*Exercise*. Rewrite the lines below as a numbered list, skipping blank lines and leaving out the pictures.

++++

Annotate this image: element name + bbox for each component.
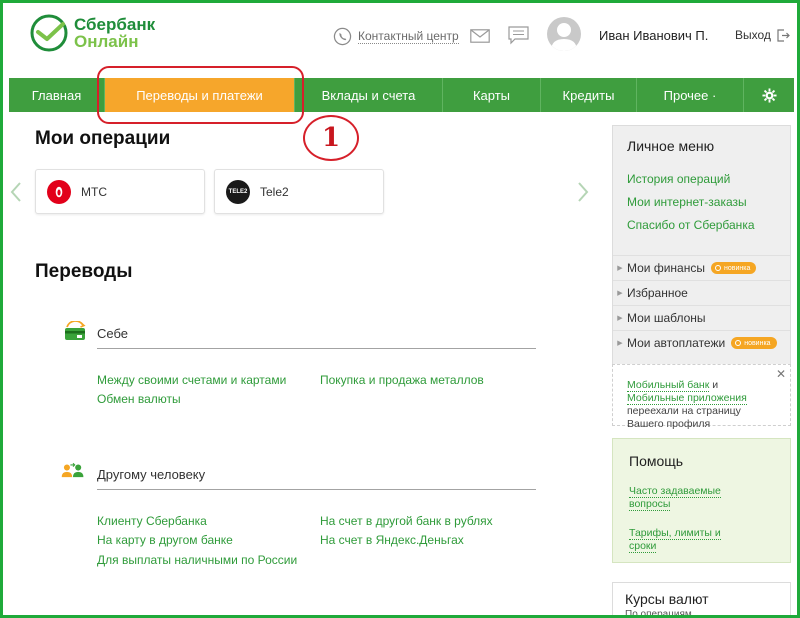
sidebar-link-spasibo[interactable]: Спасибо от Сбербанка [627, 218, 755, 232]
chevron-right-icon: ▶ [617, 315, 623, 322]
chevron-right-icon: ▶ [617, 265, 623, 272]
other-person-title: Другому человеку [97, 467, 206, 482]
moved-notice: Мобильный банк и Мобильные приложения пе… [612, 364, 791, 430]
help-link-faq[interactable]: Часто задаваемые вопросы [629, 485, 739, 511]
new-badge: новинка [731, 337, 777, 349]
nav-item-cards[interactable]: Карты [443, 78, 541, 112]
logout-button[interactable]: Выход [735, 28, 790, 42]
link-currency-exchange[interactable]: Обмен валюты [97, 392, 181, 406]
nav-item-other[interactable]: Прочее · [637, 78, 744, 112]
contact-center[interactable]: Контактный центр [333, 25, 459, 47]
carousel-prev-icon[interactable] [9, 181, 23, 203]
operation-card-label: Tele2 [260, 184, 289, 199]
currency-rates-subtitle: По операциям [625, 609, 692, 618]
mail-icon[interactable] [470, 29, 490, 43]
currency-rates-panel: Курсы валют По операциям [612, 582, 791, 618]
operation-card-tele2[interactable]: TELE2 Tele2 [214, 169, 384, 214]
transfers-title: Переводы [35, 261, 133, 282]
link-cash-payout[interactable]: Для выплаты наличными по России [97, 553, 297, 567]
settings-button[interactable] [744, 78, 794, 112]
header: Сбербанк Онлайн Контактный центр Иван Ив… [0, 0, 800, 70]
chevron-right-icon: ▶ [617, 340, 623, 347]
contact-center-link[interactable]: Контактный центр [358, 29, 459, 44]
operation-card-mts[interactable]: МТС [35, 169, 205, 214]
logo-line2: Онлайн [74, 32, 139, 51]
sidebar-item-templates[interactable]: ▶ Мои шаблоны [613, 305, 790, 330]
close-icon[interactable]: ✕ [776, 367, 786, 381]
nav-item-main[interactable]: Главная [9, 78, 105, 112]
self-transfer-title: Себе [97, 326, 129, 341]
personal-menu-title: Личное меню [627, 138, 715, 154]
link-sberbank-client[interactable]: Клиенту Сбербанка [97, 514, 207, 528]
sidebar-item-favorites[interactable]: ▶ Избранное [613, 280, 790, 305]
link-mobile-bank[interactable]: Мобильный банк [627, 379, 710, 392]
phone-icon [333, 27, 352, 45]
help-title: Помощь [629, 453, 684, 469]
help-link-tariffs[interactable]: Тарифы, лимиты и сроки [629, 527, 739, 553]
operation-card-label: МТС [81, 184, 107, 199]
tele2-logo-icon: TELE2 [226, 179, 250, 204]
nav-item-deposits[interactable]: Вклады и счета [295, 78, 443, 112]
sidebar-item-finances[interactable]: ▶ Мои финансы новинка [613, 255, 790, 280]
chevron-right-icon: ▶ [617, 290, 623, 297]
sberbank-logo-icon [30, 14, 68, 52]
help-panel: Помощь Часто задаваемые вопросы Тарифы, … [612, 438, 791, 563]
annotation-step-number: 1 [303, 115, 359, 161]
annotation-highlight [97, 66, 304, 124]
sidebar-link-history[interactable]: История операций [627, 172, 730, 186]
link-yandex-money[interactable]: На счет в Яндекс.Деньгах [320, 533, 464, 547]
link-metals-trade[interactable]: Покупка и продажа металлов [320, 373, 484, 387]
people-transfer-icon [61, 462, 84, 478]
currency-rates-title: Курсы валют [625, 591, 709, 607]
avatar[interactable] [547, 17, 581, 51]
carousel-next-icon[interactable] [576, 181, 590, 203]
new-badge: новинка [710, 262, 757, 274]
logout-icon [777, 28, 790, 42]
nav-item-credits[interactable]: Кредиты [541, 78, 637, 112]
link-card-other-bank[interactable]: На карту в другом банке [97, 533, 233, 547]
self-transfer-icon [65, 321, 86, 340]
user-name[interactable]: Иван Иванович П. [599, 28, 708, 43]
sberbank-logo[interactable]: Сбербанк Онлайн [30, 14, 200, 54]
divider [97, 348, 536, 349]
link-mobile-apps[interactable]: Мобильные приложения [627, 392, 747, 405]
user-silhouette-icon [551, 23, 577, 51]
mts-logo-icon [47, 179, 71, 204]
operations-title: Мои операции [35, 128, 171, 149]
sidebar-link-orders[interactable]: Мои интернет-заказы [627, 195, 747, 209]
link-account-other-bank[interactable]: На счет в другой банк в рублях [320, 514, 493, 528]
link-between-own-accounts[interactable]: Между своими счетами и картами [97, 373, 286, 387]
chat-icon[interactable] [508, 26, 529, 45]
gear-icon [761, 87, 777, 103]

++++

*Written reply*.
1. Annotate this image: element name + bbox for each component.
2. sidebar-link-spasibo[interactable]: Спасибо от Сбербанка [627, 218, 755, 232]
3. chevron-right-icon: ▶ [617, 315, 623, 322]
4. chevron-right-icon: ▶ [617, 265, 623, 272]
5. other-person-title: Другому человеку [97, 467, 206, 482]
6. moved-notice: Мобильный банк и Мобильные приложения пе… [612, 364, 791, 430]
7. help-link-faq[interactable]: Часто задаваемые вопросы [629, 485, 739, 511]
8. new-badge: новинка [731, 337, 777, 349]
9. nav-item-cards[interactable]: Карты [443, 78, 541, 112]
10. logout-button[interactable]: Выход [735, 28, 790, 42]
11. link-currency-exchange[interactable]: Обмен валюты [97, 392, 181, 406]
12. nav-item-other[interactable]: Прочее · [637, 78, 744, 112]
13. contact-center[interactable]: Контактный центр [333, 25, 459, 47]
14. carousel-prev-icon[interactable] [9, 181, 23, 203]
15. operation-card-label: Tele2 [260, 184, 289, 199]
16. currency-rates-subtitle: По операциям [625, 609, 692, 618]
17. mail-icon[interactable] [470, 29, 490, 43]
18. currency-rates-panel: Курсы валют По операциям [612, 582, 791, 618]
19. operation-card-tele2[interactable]: TELE2 Tele2 [214, 169, 384, 214]
20. transfers-title: Переводы [35, 261, 133, 282]
21. link-cash-payout[interactable]: Для выплаты наличными по России [97, 553, 297, 567]
22. settings-button[interactable] [744, 78, 794, 112]
23. header: Сбербанк Онлайн Контактный центр Иван Ив… [0, 0, 800, 70]
24. chevron-right-icon: ▶ [617, 340, 623, 347]
25. contact-center-link[interactable]: Контактный центр [358, 29, 459, 44]
26. operation-card-mts[interactable]: МТС [35, 169, 205, 214]
27. logo-line2: Онлайн [74, 32, 139, 51]
28. sidebar-item-templates[interactable]: ▶ Мои шаблоны [613, 305, 790, 330]
29. close-icon[interactable]: ✕ [776, 367, 786, 381]
30. nav-item-main[interactable]: Главная [9, 78, 105, 112]
31. self-transfer-title: Себе [97, 326, 129, 341]
32. personal-menu-title: Личное меню [627, 138, 715, 154]
33. link-sberbank-client[interactable]: Клиенту Сбербанка [97, 514, 207, 528]
34. sidebar-item-favorites[interactable]: ▶ Избранное [613, 280, 790, 305]
35. link-mobile-bank[interactable]: Мобильный банк [627, 379, 710, 392]
36. phone-icon [333, 27, 352, 45]
37. help-title: Помощь [629, 453, 684, 469]
38. help-link-tariffs[interactable]: Тарифы, лимиты и сроки [629, 527, 739, 553]
39. operation-card-label: МТС [81, 184, 107, 199]
40. tele2-logo-icon: TELE2 [226, 179, 250, 204]
41. nav-item-deposits[interactable]: Вклады и счета [295, 78, 443, 112]
42. sidebar-item-finances[interactable]: ▶ Мои финансы новинка [613, 255, 790, 280]
43. chevron-right-icon: ▶ [617, 290, 623, 297]
44. sberbank-logo-icon [30, 14, 68, 52]
45. help-panel: Помощь Часто задаваемые вопросы Тарифы, … [612, 438, 791, 563]
46. annotation-step-number: 1 [303, 115, 359, 161]
47. annotation-highlight [97, 66, 304, 124]
48. sidebar-link-history[interactable]: История операций [627, 172, 730, 186]
49. link-yandex-money[interactable]: На счет в Яндекс.Деньгах [320, 533, 464, 547]
50. link-metals-trade[interactable]: Покупка и продажа металлов [320, 373, 484, 387]
51. people-transfer-icon [61, 462, 84, 478]
52. currency-rates-title: Курсы валют [625, 591, 709, 607]
53. avatar[interactable] [547, 17, 581, 51]
54. carousel-next-icon[interactable] [576, 181, 590, 203]
55. new-badge: новинка [710, 262, 757, 274]
56. logout-icon [777, 28, 790, 42]
57. nav-item-credits[interactable]: Кредиты [541, 78, 637, 112]
58. link-card-other-bank[interactable]: На карту в другом банке [97, 533, 233, 547]
59. self-transfer-icon [65, 321, 86, 340]
60. user-name[interactable]: Иван Иванович П. [599, 28, 708, 43]
61. sberbank-logo[interactable]: Сбербанк Онлайн [30, 14, 200, 54]
62. divider [97, 348, 536, 349]
63. link-mobile-apps[interactable]: Мобильные приложения [627, 392, 747, 405]
64. user-silhouette-icon [551, 23, 577, 51]
65. mts-logo-icon [47, 179, 71, 204]
66. operations-title: Мои операции [35, 128, 171, 149]
67. sidebar-link-orders[interactable]: Мои интернет-заказы [627, 195, 747, 209]
68. link-account-other-bank[interactable]: На счет в другой банк в рублях [320, 514, 493, 528]
69. link-between-own-accounts[interactable]: Между своими счетами и картами [97, 373, 286, 387]
70. chat-icon[interactable] [508, 26, 529, 45]
71. gear-icon [761, 87, 777, 103]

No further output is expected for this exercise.